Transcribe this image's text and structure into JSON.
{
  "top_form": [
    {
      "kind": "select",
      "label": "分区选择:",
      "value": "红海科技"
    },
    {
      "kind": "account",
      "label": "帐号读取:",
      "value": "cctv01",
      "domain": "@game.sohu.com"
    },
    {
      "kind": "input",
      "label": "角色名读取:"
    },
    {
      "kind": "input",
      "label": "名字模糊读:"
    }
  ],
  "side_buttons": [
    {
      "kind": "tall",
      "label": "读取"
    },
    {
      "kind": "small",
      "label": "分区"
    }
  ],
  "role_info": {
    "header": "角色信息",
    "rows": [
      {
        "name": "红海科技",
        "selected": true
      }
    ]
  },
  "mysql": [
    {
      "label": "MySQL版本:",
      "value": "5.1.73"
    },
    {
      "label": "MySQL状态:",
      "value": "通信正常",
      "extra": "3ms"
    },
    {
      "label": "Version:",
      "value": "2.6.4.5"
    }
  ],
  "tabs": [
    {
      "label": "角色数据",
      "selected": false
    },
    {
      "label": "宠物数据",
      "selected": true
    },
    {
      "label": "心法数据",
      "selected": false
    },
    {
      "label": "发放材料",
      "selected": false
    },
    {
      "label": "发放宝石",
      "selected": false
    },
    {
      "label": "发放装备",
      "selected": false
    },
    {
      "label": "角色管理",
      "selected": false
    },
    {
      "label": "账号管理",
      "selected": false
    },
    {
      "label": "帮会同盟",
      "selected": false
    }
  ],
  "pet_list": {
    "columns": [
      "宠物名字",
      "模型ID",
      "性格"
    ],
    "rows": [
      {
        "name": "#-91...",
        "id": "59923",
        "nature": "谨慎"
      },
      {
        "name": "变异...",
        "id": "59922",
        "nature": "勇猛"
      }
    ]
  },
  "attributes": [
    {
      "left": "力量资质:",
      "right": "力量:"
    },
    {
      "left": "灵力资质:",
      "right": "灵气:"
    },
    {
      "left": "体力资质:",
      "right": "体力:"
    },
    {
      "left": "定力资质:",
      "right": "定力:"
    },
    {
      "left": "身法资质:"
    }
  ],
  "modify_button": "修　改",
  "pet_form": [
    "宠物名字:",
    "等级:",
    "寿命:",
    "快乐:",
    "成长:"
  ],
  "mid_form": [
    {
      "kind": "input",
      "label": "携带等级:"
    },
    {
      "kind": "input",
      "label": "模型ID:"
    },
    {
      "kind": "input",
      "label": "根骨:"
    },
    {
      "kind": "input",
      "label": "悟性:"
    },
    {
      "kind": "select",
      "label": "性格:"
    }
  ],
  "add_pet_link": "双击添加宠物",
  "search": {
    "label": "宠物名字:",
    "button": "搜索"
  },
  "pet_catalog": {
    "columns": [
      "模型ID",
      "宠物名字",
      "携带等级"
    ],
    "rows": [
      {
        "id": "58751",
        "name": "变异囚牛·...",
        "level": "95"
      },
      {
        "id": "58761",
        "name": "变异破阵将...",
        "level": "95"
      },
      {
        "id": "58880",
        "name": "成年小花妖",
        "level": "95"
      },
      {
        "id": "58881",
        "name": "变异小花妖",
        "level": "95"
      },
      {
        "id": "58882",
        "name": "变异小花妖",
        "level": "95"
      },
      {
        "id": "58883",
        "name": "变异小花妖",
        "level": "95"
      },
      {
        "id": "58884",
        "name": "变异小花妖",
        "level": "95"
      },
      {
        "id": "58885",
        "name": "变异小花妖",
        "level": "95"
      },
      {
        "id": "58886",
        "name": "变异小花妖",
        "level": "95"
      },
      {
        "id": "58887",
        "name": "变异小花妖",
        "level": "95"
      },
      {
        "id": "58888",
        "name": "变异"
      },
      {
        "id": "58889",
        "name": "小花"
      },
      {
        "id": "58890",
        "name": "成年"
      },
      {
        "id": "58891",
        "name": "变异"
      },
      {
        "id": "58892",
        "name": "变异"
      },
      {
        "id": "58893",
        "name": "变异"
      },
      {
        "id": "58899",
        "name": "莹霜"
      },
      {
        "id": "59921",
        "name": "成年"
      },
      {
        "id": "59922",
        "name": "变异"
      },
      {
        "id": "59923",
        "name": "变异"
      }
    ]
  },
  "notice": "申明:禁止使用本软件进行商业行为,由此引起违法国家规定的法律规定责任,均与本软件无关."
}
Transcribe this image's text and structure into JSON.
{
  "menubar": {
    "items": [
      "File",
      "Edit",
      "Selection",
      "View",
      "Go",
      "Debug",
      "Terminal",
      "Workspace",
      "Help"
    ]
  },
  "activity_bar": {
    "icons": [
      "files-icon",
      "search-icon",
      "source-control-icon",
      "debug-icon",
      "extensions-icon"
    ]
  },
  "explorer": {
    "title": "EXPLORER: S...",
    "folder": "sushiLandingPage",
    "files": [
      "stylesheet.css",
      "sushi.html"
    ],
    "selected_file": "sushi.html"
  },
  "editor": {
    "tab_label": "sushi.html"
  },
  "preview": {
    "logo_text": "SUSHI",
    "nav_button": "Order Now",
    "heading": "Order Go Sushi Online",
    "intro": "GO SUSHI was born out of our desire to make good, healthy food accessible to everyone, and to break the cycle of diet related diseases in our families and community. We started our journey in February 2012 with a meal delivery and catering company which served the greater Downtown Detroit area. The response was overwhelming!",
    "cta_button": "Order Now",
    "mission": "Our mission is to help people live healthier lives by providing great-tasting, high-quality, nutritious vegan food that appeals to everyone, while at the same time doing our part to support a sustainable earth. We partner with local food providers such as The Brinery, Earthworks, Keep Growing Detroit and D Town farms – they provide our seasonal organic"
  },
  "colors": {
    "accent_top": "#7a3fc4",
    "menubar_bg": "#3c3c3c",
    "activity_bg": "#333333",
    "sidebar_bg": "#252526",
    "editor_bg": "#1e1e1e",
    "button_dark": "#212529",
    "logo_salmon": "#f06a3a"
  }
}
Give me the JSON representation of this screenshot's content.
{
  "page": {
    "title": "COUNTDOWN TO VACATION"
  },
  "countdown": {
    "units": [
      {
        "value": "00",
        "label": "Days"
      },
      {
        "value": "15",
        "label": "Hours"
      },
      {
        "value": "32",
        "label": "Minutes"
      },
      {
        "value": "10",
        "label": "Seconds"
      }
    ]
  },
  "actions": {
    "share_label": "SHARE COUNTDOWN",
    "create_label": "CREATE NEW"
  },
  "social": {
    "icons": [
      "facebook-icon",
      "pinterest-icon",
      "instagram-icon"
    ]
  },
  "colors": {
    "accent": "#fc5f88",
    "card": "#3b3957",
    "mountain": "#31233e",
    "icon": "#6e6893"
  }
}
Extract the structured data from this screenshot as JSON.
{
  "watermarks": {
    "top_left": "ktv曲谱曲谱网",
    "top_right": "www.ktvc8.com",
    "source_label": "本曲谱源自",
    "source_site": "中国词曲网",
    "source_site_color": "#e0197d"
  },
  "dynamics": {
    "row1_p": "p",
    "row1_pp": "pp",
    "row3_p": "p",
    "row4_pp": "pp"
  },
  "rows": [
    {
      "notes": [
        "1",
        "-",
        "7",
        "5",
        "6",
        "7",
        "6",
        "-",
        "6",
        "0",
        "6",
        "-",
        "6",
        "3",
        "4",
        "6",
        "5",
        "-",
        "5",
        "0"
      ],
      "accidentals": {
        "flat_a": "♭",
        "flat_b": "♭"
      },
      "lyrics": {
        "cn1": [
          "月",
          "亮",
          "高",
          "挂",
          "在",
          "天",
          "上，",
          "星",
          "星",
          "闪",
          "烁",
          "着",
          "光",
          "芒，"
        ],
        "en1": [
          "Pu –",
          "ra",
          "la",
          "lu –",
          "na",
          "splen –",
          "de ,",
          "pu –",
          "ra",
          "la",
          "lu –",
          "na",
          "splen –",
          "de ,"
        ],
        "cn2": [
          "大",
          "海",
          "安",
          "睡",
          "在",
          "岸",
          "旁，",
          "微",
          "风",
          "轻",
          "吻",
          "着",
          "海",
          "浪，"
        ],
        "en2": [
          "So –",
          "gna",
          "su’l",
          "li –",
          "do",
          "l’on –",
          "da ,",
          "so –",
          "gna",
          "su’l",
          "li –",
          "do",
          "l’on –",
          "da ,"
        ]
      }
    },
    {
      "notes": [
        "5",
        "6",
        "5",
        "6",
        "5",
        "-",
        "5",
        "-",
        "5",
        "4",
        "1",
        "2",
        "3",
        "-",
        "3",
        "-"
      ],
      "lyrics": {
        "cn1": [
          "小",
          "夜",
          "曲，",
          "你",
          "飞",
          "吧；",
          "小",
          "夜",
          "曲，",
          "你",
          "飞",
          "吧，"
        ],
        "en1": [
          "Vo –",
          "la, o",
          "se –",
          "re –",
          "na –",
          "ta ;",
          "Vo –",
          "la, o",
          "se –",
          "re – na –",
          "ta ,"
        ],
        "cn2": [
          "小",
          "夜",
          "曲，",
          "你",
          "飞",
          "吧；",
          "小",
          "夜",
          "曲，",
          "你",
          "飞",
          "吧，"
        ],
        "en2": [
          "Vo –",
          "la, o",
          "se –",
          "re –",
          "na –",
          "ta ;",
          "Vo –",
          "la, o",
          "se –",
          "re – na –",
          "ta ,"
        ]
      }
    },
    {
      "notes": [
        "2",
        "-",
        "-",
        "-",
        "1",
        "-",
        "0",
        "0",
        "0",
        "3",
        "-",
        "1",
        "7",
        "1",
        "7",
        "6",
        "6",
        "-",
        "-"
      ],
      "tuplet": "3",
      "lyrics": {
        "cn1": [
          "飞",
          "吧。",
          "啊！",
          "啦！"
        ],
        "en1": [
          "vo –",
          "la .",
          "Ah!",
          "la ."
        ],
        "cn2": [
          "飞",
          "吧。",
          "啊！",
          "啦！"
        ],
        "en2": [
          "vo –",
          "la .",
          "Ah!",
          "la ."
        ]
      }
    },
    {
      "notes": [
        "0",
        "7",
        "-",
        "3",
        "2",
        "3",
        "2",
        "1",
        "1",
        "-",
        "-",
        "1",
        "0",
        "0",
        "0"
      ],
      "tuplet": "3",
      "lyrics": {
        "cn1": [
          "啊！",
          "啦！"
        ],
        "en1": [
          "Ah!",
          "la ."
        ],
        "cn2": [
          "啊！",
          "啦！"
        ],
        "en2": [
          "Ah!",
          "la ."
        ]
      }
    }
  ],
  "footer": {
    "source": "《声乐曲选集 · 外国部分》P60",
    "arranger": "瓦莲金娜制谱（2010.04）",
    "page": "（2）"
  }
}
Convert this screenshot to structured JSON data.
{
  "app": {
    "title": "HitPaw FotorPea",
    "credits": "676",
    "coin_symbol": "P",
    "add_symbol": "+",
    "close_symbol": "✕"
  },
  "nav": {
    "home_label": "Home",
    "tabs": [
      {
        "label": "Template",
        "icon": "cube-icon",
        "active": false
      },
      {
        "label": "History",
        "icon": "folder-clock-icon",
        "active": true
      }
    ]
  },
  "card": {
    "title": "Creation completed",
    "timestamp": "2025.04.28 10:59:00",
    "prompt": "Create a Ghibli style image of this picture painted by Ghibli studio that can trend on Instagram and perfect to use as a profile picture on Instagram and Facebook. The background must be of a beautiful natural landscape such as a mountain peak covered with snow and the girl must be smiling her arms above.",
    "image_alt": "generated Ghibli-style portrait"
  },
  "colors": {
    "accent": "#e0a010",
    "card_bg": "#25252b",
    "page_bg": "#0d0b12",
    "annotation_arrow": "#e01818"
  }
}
·····
● **TASK REQUIREMENTS**
In the lines above, find each one with "Order" and list it.

● **RESULT OF THIS EXERCISE**
    "nav_button": "Order Now",
    "heading": "Order Go Sushi Online",
    "cta_button": "Order Now",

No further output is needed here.